Element boundary records
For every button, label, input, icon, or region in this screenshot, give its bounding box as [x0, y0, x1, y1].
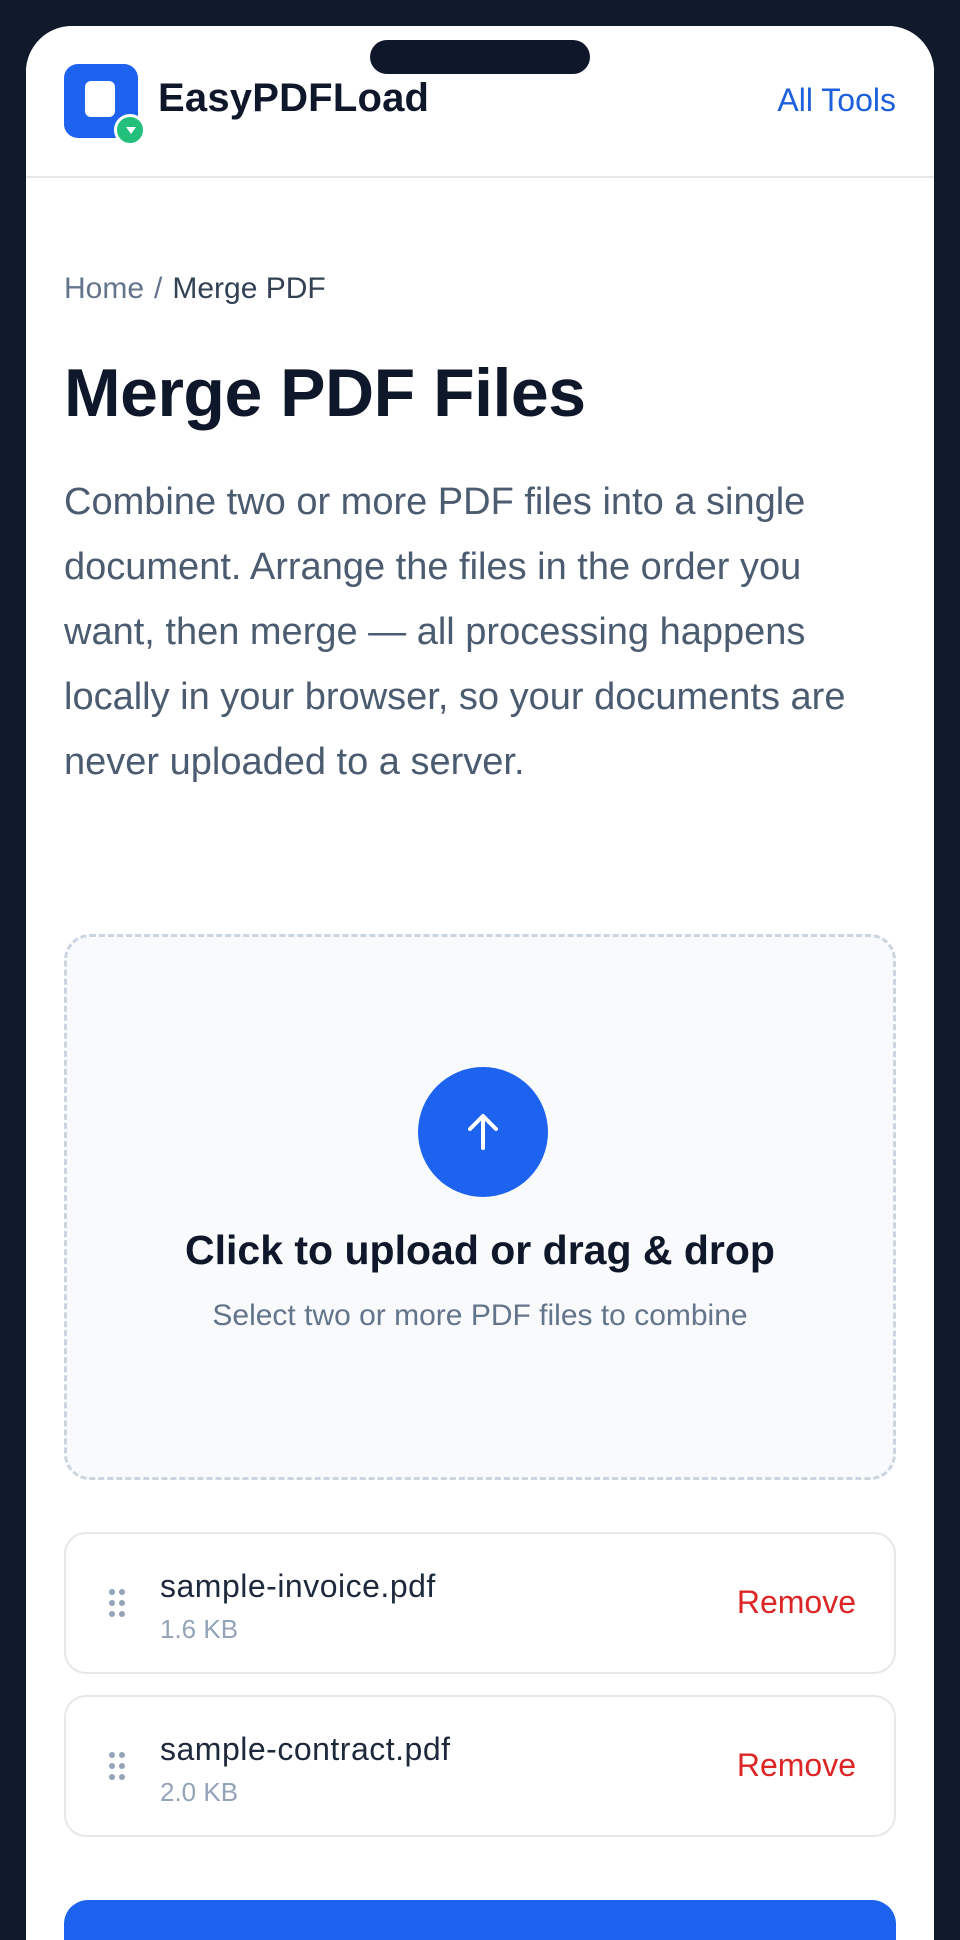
file-list-item[interactable]: sample-invoice.pdf 1.6 KB Remove	[64, 1532, 896, 1674]
upload-button[interactable]	[418, 1067, 548, 1197]
file-name: sample-invoice.pdf	[160, 1568, 436, 1604]
file-size: 2.0 KB	[160, 1777, 239, 1807]
breadcrumb-home-link[interactable]: Home	[64, 272, 144, 305]
phone-frame: EasyPDFLoad All Tools Home / Merge PDF Mer…	[0, 0, 960, 1940]
file-name: sample-contract.pdf	[160, 1731, 451, 1767]
dropzone-title: Click to upload or drag & drop	[185, 1227, 775, 1273]
merge-button[interactable]	[64, 1900, 896, 1940]
screen: EasyPDFLoad All Tools Home / Merge PDF Mer…	[26, 26, 934, 1940]
upload-dropzone[interactable]: Click to upload or drag & drop Select tw…	[64, 934, 896, 1480]
file-size: 1.6 KB	[160, 1614, 239, 1644]
breadcrumb: Home / Merge PDF	[64, 272, 326, 306]
arrow-up-icon	[468, 1114, 498, 1150]
breadcrumb-current: Merge PDF	[172, 272, 326, 305]
brand-name[interactable]: EasyPDFLoad	[158, 76, 429, 121]
remove-file-button[interactable]: Remove	[737, 1747, 856, 1784]
remove-file-button[interactable]: Remove	[737, 1584, 856, 1621]
breadcrumb-separator: /	[154, 272, 163, 305]
all-tools-link[interactable]: All Tools	[777, 82, 896, 119]
dropzone-subtitle: Select two or more PDF files to combine	[212, 1299, 748, 1332]
page-description: Combine two or more PDF files into a sin…	[64, 481, 846, 783]
drag-handle-icon[interactable]	[108, 1588, 126, 1618]
logo-document-shape	[85, 81, 115, 117]
file-list-item[interactable]: sample-contract.pdf 2.0 KB Remove	[64, 1695, 896, 1837]
download-badge-icon	[114, 114, 146, 146]
drag-handle-icon[interactable]	[108, 1751, 126, 1781]
page-title: Merge PDF Files	[64, 355, 586, 431]
camera-notch	[370, 40, 590, 74]
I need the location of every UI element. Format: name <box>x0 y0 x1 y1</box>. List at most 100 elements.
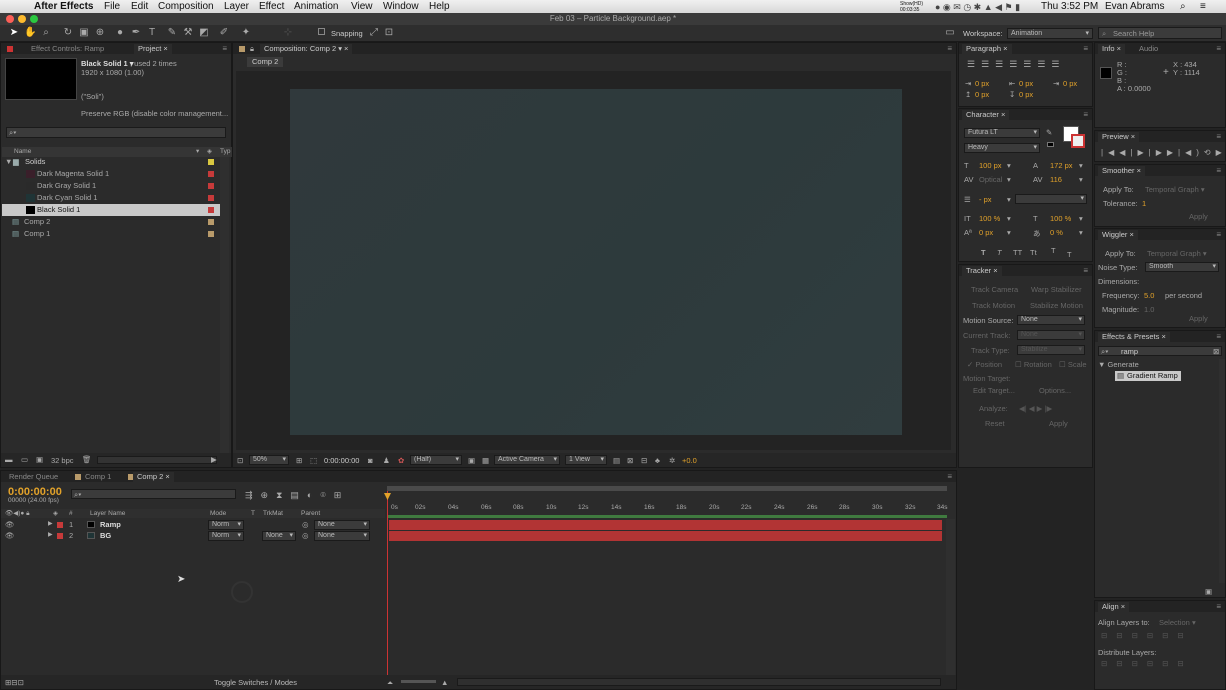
shape-tool-icon[interactable]: ● <box>114 27 126 39</box>
effects-search-input[interactable]: ⌕▾ ramp ⊠ <box>1098 346 1222 356</box>
time-ruler[interactable]: 0s 02s 04s 06s 08s 10s 12s 14s 16s 18s 2… <box>385 485 951 519</box>
pick-whip-icon[interactable]: ◎ <box>302 520 309 529</box>
show-snapshot-icon[interactable]: ♟ <box>383 456 390 465</box>
new-preset-icon[interactable]: ▣ <box>1205 587 1212 596</box>
tab-composition-comp-2[interactable]: Composition: Comp 2 ▾ × <box>260 44 353 54</box>
vertical-scale-arrow[interactable]: ▾ <box>1007 214 1011 223</box>
rotation-tool-icon[interactable]: ↻ <box>62 27 74 39</box>
wiggler-apply-button[interactable]: Apply <box>1189 313 1208 325</box>
notifications-icon[interactable]: ≡ <box>1200 0 1206 14</box>
new-comp-icon[interactable]: ▣ <box>36 455 43 464</box>
tsume-arrow[interactable]: ▾ <box>1079 228 1083 237</box>
clear-search-icon[interactable]: ⊠ <box>1213 347 1219 356</box>
analyze-controls-icons[interactable]: ◀| ◀ ▶ |▶ <box>1019 404 1052 413</box>
label-color-swatch[interactable] <box>208 183 214 189</box>
tab-info[interactable]: Info × <box>1098 44 1125 54</box>
panel-menu-icon[interactable]: ≡ <box>1216 166 1221 175</box>
pen-tool-icon[interactable]: ✒ <box>130 27 142 39</box>
exposure-value[interactable]: +0.0 <box>682 456 697 465</box>
label-color-swatch[interactable] <box>208 159 214 165</box>
expand-triangle-icon[interactable]: ▼ <box>5 156 12 168</box>
project-search-input[interactable]: ⌕▾ <box>6 127 226 138</box>
label-color-swatch[interactable] <box>208 219 214 225</box>
reset-button[interactable]: Reset <box>985 418 1005 430</box>
label-color-swatch[interactable] <box>208 171 214 177</box>
menu-effect[interactable]: Effect <box>259 0 284 14</box>
preserve-rgb[interactable]: Preserve RGB (disable color management..… <box>81 109 228 118</box>
effects-scrollbar[interactable] <box>1219 359 1225 583</box>
tab-smoother[interactable]: Smoother × <box>1098 166 1145 176</box>
search-help-field[interactable]: ⌕ Search Help <box>1098 27 1222 39</box>
horizontal-scale-arrow[interactable]: ▾ <box>1079 214 1083 223</box>
axis-mode-icons[interactable]: ⊹ <box>282 27 294 39</box>
font-size-value[interactable]: 100 px <box>979 161 1002 170</box>
kerning-arrow[interactable]: ▾ <box>1007 175 1011 184</box>
workspace-dropdown[interactable]: Animation ▾ <box>1007 28 1093 39</box>
tab-render-queue[interactable]: Render Queue <box>5 472 62 482</box>
toggle-switches-modes-button[interactable]: Toggle Switches / Modes <box>214 678 297 687</box>
tab-project[interactable]: Project × <box>134 44 172 54</box>
col-type[interactable]: Typ <box>220 148 230 155</box>
smoother-apply-button[interactable]: Apply <box>1189 211 1208 223</box>
flowchart-icon[interactable]: ♣ <box>655 456 660 465</box>
label-column-icon[interactable]: ◈ <box>207 147 212 155</box>
zoom-in-icon[interactable]: ▲ <box>441 678 448 687</box>
panel-menu-icon[interactable]: ≡ <box>947 472 952 481</box>
tracking-arrow[interactable]: ▾ <box>1079 175 1083 184</box>
leading-arrow[interactable]: ▾ <box>1079 161 1083 170</box>
menu-app[interactable]: After Effects <box>34 0 93 14</box>
first-line-indent-value[interactable]: 0 px <box>1063 79 1077 88</box>
align-buttons-icons[interactable]: ☰☰☰☰☰☰☰ <box>967 59 1065 70</box>
panel-menu-icon[interactable]: ≡ <box>1216 132 1221 141</box>
panel-menu-icon[interactable]: ≡ <box>1216 230 1221 239</box>
layer-name[interactable]: BG <box>100 531 111 540</box>
visibility-eye-icon[interactable]: 👁︎ <box>5 531 15 540</box>
font-family-dropdown[interactable]: Futura LT ▾ <box>964 128 1040 138</box>
zoom-dropdown[interactable]: 50% ▾ <box>249 455 289 465</box>
project-row-dark-cyan-solid[interactable]: Dark Cyan Solid 1 <box>2 192 220 204</box>
minimize-window-icon[interactable] <box>18 15 26 23</box>
frequency-value[interactable]: 5.0 <box>1144 291 1154 300</box>
zoom-out-icon[interactable]: ⏶ <box>387 678 393 688</box>
vertical-scale-value[interactable]: 100 % <box>979 214 1000 223</box>
eraser-tool-icon[interactable]: ◩ <box>198 27 210 39</box>
subscript-button[interactable]: T <box>1067 250 1072 259</box>
menu-help[interactable]: Help <box>429 0 450 14</box>
panel-menu-icon[interactable]: ≡ <box>947 44 952 53</box>
layer-duration-bar[interactable] <box>389 531 942 541</box>
layer-parent-dropdown[interactable]: None ▾ <box>314 531 370 541</box>
stabilize-motion-button[interactable]: Stabilize Motion <box>1030 300 1083 312</box>
comp-breadcrumb[interactable]: Comp 2 <box>247 57 284 67</box>
tab-paragraph[interactable]: Paragraph × <box>962 44 1012 54</box>
horizontal-scale-value[interactable]: 100 % <box>1050 214 1071 223</box>
transparency-grid-icon[interactable]: ▦ <box>482 456 489 465</box>
options-button[interactable]: Options... <box>1039 385 1071 397</box>
snapping-checkbox[interactable] <box>318 28 325 35</box>
layer-label-color[interactable] <box>57 533 63 539</box>
col-name[interactable]: Name <box>14 148 31 155</box>
expand-triangle-icon[interactable]: ▶ <box>48 531 53 538</box>
col-layer-name[interactable]: Layer Name <box>90 510 125 517</box>
stroke-width-value[interactable]: - px <box>979 195 992 204</box>
stroke-color-swatch[interactable] <box>1071 134 1085 148</box>
magnitude-value[interactable]: 1.0 <box>1144 305 1154 314</box>
snap-feature-icon[interactable]: ⊡ <box>383 27 395 39</box>
track-camera-button[interactable]: Track Camera <box>971 284 1018 296</box>
apply-button[interactable]: Apply <box>1049 418 1068 430</box>
black-swatch[interactable] <box>1047 142 1054 147</box>
menu-view[interactable]: View <box>351 0 373 14</box>
faux-bold-button[interactable]: T <box>981 248 986 257</box>
tolerance-value[interactable]: 1 <box>1142 199 1146 208</box>
menu-window[interactable]: Window <box>383 0 419 14</box>
panel-menu-icon[interactable]: ≡ <box>1083 266 1088 275</box>
status-icons[interactable]: ● ◉ ✉ ◷ ✱ ▲ ◀ ⚑ ▮ <box>935 0 1020 14</box>
edit-target-button[interactable]: Edit Target... <box>973 385 1015 397</box>
label-color-swatch[interactable] <box>208 195 214 201</box>
always-preview-icon[interactable]: ⊡ <box>237 456 243 465</box>
indent-left-value[interactable]: 0 px <box>975 79 989 88</box>
hand-tool-icon[interactable]: ✋ <box>24 27 36 39</box>
puppet-tool-icon[interactable]: ✦ <box>240 27 252 39</box>
tab-comp-2[interactable]: Comp 2 × <box>133 472 174 482</box>
scroll-right-icon[interactable]: ▶ <box>211 455 217 464</box>
tab-effects-presets[interactable]: Effects & Presets × <box>1098 332 1170 342</box>
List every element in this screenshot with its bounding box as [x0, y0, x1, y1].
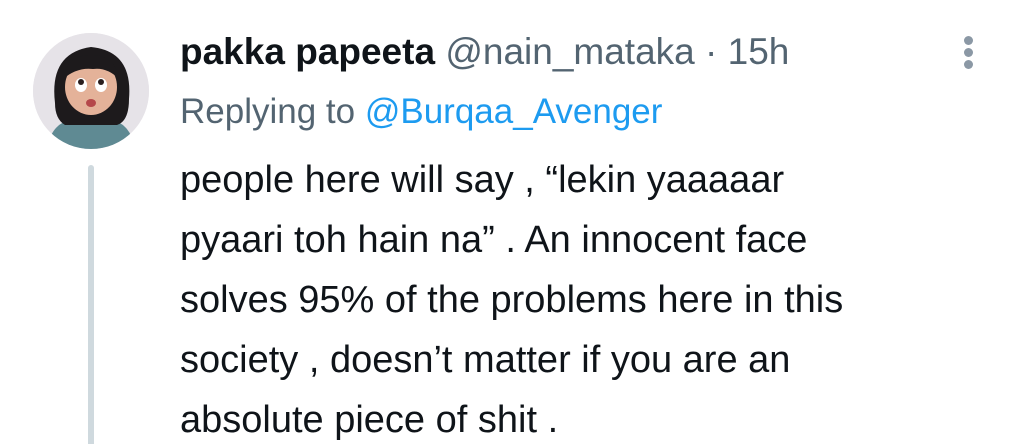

**Required task:** Extract the lines between the one holding "shape-tool-icon[interactable]: ● <box>114" and the one holding "show-snapshot-icon[interactable]: ♟ <box>383", inclusive, and copy them without changes.

**Final result:**
shape-tool-icon[interactable]: ● <box>114 27 126 39</box>
effects-search-input[interactable]: ⌕▾ ramp ⊠ <box>1098 346 1222 356</box>
time-ruler[interactable]: 0s 02s 04s 06s 08s 10s 12s 14s 16s 18s 2… <box>385 485 951 519</box>
pick-whip-icon[interactable]: ◎ <box>302 520 309 529</box>
show-snapshot-icon[interactable]: ♟ <box>383 456 390 465</box>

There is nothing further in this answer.